* What you need to do
Lines containing the word "source" are the ones to copy from the records below.

--- begin Extracted entries ---

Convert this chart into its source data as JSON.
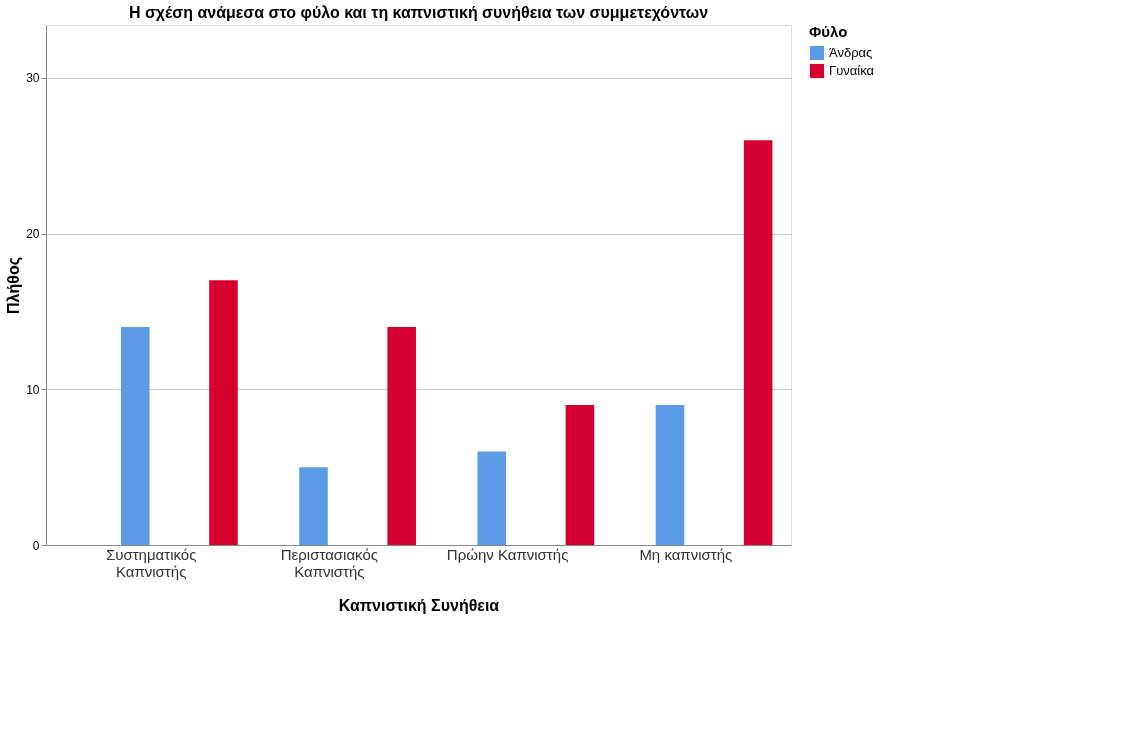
{
  "chart_data": {
    "type": "bar",
    "title": "Η σχέση ανάμεσα στο φύλο και τη καπνιστική συνήθεια των συμμετεχόντων",
    "xlabel": "Καπνιστική Συνήθεια",
    "ylabel": "Πλήθος",
    "legend_title": "Φύλο",
    "categories": [
      "Συστηματικός Καπνιστής",
      "Περιστασιακός Καπνιστής",
      "Πρώην Καπνιστής",
      "Μη καπνιστής"
    ],
    "series": [
      {
        "name": "Άνδρας",
        "color": "#5b9be6",
        "values": [
          14,
          5,
          6,
          9
        ]
      },
      {
        "name": "Γυναίκα",
        "color": "#d5002f",
        "values": [
          17,
          14,
          9,
          26
        ]
      }
    ],
    "ylim": [
      0,
      33.4
    ],
    "yticks": [
      0,
      10,
      20,
      30
    ],
    "grid": "y",
    "legend": "top right"
  }
}
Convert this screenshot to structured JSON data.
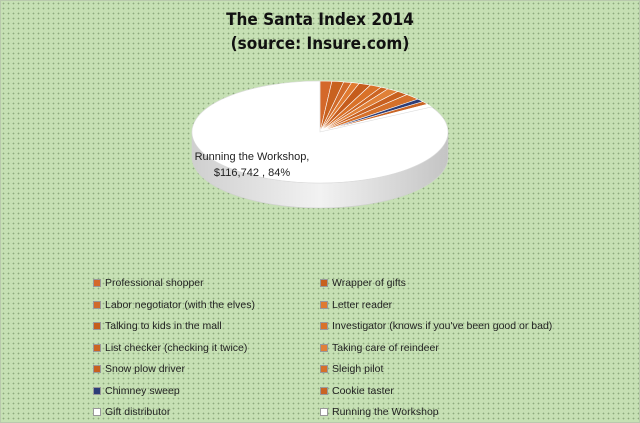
{
  "chart_data": {
    "type": "pie",
    "title": "The Santa Index 2014",
    "subtitle": "(source: Insure.com)",
    "categories": [
      "Professional shopper",
      "Wrapper of gifts",
      "Labor negotiator (with the elves)",
      "Letter reader",
      "Talking to kids in the mall",
      "Investigator (knows if you've been good or bad)",
      "List checker (checking it twice)",
      "Taking care of reindeer",
      "Snow plow driver",
      "Sleigh pilot",
      "Chimney sweep",
      "Cookie taster",
      "Gift distributor",
      "Running the Workshop"
    ],
    "values": [
      1.5,
      1.5,
      1.0,
      1.0,
      1.5,
      1.5,
      1.0,
      1.5,
      1.5,
      2.0,
      1.0,
      1.0,
      1.0,
      84
    ],
    "colors": [
      "#d4682a",
      "#c8611f",
      "#d06a2a",
      "#e07a30",
      "#c55c1c",
      "#d97128",
      "#cc6422",
      "#e08038",
      "#c86020",
      "#d5702a",
      "#2c3d78",
      "#c96424",
      "#ffffff",
      "#ffffff"
    ],
    "data_labels": [
      {
        "category": "Running the Workshop",
        "line1": "Running the Workshop,",
        "line2": "$116,742 , 84%"
      }
    ],
    "legend_placement": "bottom",
    "grid": false
  }
}
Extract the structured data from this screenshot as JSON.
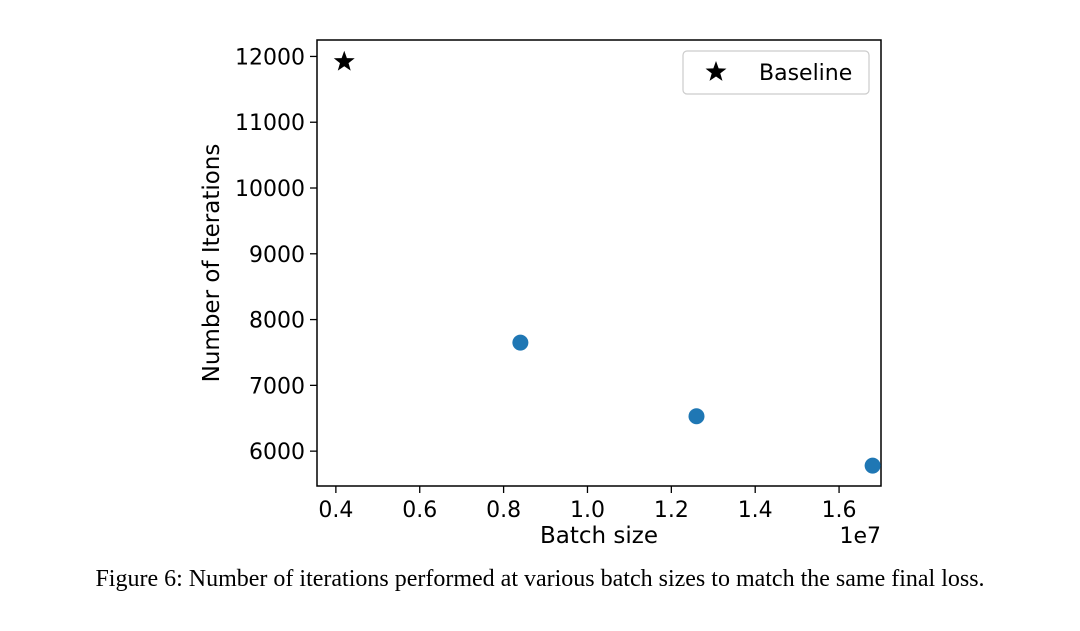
{
  "caption": "Figure 6: Number of iterations performed at various batch sizes to match the same final loss.",
  "chart_data": {
    "type": "scatter",
    "title": "",
    "xlabel": "Batch size",
    "ylabel": "Number of Iterations",
    "x_offset_text": "1e7",
    "xlim": [
      0.355,
      1.7
    ],
    "ylim": [
      5470,
      12250
    ],
    "x_ticks": [
      0.4,
      0.6,
      0.8,
      1.0,
      1.2,
      1.4,
      1.6
    ],
    "x_tick_labels": [
      "0.4",
      "0.6",
      "0.8",
      "1.0",
      "1.2",
      "1.4",
      "1.6"
    ],
    "y_ticks": [
      6000,
      7000,
      8000,
      9000,
      10000,
      11000,
      12000
    ],
    "y_tick_labels": [
      "6000",
      "7000",
      "8000",
      "9000",
      "10000",
      "11000",
      "12000"
    ],
    "grid": false,
    "legend": {
      "position": "top-right",
      "entries": [
        {
          "label": "Baseline",
          "marker": "star",
          "color": "#000000"
        }
      ]
    },
    "series": [
      {
        "name": "Baseline",
        "marker": "star",
        "color": "#000000",
        "x": [
          0.42
        ],
        "y": [
          11920
        ]
      },
      {
        "marker": "circle",
        "color": "#1f77b4",
        "x": [
          0.84,
          1.26,
          1.68
        ],
        "y": [
          7650,
          6530,
          5780
        ]
      }
    ]
  }
}
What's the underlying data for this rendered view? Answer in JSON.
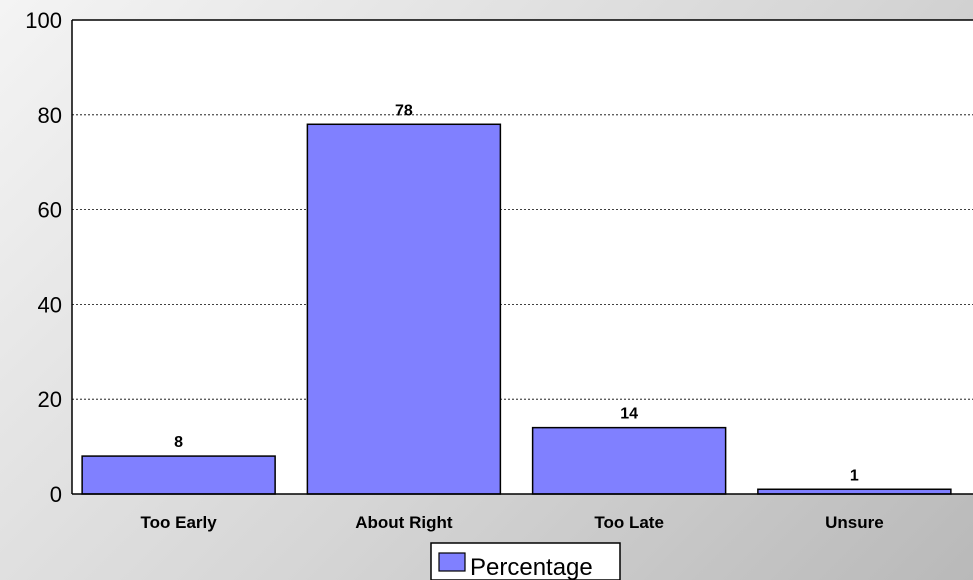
{
  "chart_data": {
    "type": "bar",
    "categories": [
      "Too Early",
      "About Right",
      "Too Late",
      "Unsure"
    ],
    "series": [
      {
        "name": "Percentage",
        "values": [
          8,
          78,
          14,
          1
        ],
        "color": "#8080ff"
      }
    ],
    "ylim": [
      0,
      100
    ],
    "yticks": [
      0,
      20,
      40,
      60,
      80,
      100
    ],
    "grid": true,
    "legend": "bottom-center",
    "colors": {
      "bar": "#8080ff",
      "plot_background": "#ffffff",
      "border": "#000000"
    }
  }
}
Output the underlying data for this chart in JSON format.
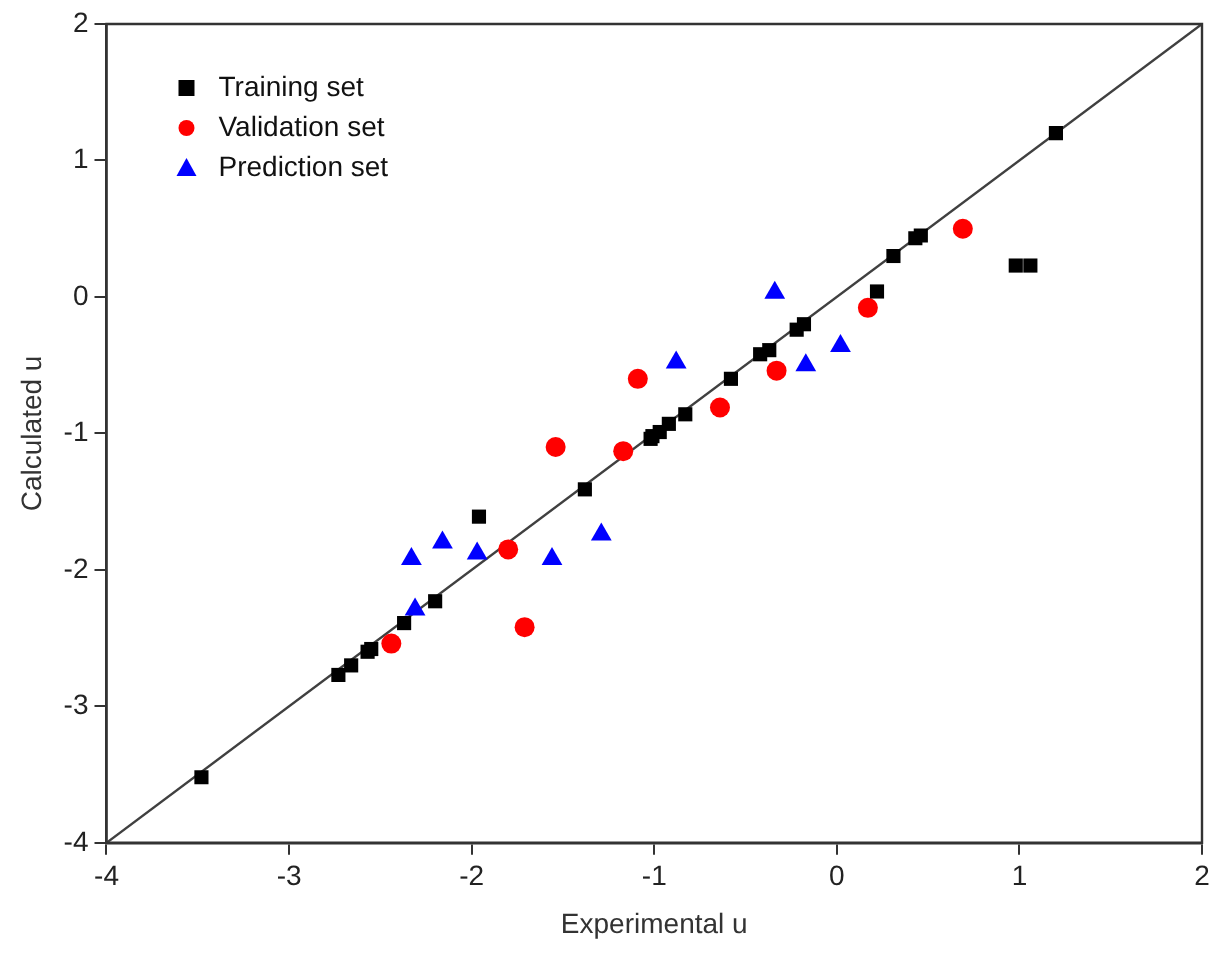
{
  "chart_data": {
    "type": "scatter",
    "xlabel": "Experimental u",
    "ylabel": "Calculated u",
    "xlim": [
      -4,
      2
    ],
    "ylim": [
      -4,
      2
    ],
    "xticks": [
      -4,
      -3,
      -2,
      -1,
      0,
      1,
      2
    ],
    "yticks": [
      -4,
      -3,
      -2,
      -1,
      0,
      1,
      2
    ],
    "grid": false,
    "legend": "top left",
    "series": [
      {
        "name": "Training set",
        "color": "#000000",
        "marker": "square",
        "x": [
          -3.48,
          -2.73,
          -2.66,
          -2.57,
          -2.55,
          -2.37,
          -2.2,
          -1.96,
          -1.38,
          -1.02,
          -1.01,
          -0.97,
          -0.92,
          -0.83,
          -0.58,
          -0.42,
          -0.37,
          -0.22,
          -0.18,
          0.22,
          0.31,
          0.43,
          0.46,
          0.98,
          1.06,
          1.2
        ],
        "values": [
          -3.52,
          -2.77,
          -2.7,
          -2.6,
          -2.58,
          -2.39,
          -2.23,
          -1.61,
          -1.41,
          -1.04,
          -1.02,
          -0.99,
          -0.93,
          -0.86,
          -0.6,
          -0.42,
          -0.39,
          -0.24,
          -0.2,
          0.04,
          0.3,
          0.43,
          0.45,
          0.23,
          0.23,
          1.2
        ]
      },
      {
        "name": "Validation set",
        "color": "#ff0000",
        "marker": "circle",
        "x": [
          -2.44,
          -1.8,
          -1.71,
          -1.54,
          -1.17,
          -1.09,
          -0.64,
          -0.33,
          0.17,
          0.69
        ],
        "values": [
          -2.54,
          -1.85,
          -2.42,
          -1.1,
          -1.13,
          -0.6,
          -0.81,
          -0.54,
          -0.08,
          0.5
        ]
      },
      {
        "name": "Prediction set",
        "color": "#0000ff",
        "marker": "triangle",
        "x": [
          -2.33,
          -2.31,
          -2.16,
          -1.97,
          -1.56,
          -1.29,
          -0.88,
          -0.34,
          -0.17,
          0.02
        ],
        "values": [
          -1.92,
          -2.29,
          -1.8,
          -1.88,
          -1.92,
          -1.74,
          -0.48,
          0.03,
          -0.5,
          -0.36
        ]
      },
      {
        "type": "line",
        "color": "#404040",
        "marker": "none",
        "line_style": "solid",
        "x": [
          -4,
          2
        ],
        "values": [
          -4,
          2
        ]
      }
    ]
  }
}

--- end Extracted entries ---

* Final answer
Convert this chart into its source data as JSON.
    "subtitle": "(source: Insure.com)",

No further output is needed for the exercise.